● GIVEN RECORDS:
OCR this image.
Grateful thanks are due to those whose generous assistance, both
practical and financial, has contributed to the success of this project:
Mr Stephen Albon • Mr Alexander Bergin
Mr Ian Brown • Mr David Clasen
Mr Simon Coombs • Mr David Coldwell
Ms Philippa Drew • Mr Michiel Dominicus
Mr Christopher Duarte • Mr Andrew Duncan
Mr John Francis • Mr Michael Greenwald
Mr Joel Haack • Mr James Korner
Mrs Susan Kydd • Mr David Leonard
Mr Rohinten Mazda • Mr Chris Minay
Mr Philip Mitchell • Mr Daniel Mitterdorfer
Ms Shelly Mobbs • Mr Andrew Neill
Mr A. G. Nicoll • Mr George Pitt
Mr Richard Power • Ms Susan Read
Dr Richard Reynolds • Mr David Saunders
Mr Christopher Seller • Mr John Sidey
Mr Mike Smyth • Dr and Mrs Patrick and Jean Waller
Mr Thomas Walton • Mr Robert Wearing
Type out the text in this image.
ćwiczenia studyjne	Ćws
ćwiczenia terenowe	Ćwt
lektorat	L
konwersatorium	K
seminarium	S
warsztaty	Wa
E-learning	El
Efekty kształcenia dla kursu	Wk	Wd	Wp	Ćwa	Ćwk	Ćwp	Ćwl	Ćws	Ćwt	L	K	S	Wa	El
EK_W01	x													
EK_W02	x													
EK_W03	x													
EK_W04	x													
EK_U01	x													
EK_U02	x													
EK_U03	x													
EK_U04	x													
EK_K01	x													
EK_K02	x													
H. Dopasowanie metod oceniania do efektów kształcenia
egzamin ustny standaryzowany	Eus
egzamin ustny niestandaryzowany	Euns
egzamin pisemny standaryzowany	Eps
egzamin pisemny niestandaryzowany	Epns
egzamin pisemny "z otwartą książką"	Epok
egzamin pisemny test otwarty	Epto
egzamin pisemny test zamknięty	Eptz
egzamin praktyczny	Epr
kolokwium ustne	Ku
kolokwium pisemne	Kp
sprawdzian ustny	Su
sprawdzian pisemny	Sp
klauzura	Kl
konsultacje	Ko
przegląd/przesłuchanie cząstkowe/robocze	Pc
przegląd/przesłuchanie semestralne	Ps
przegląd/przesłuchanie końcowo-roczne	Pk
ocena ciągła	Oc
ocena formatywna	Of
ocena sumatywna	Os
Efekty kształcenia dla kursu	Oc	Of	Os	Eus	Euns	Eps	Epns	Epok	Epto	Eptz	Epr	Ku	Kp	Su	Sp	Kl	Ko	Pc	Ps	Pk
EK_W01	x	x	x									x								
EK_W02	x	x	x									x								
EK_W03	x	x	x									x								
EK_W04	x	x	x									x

● EXERCISE: What is the number of lines holding the word "pisemny"? State it alone.

● FULL ANSWER: 6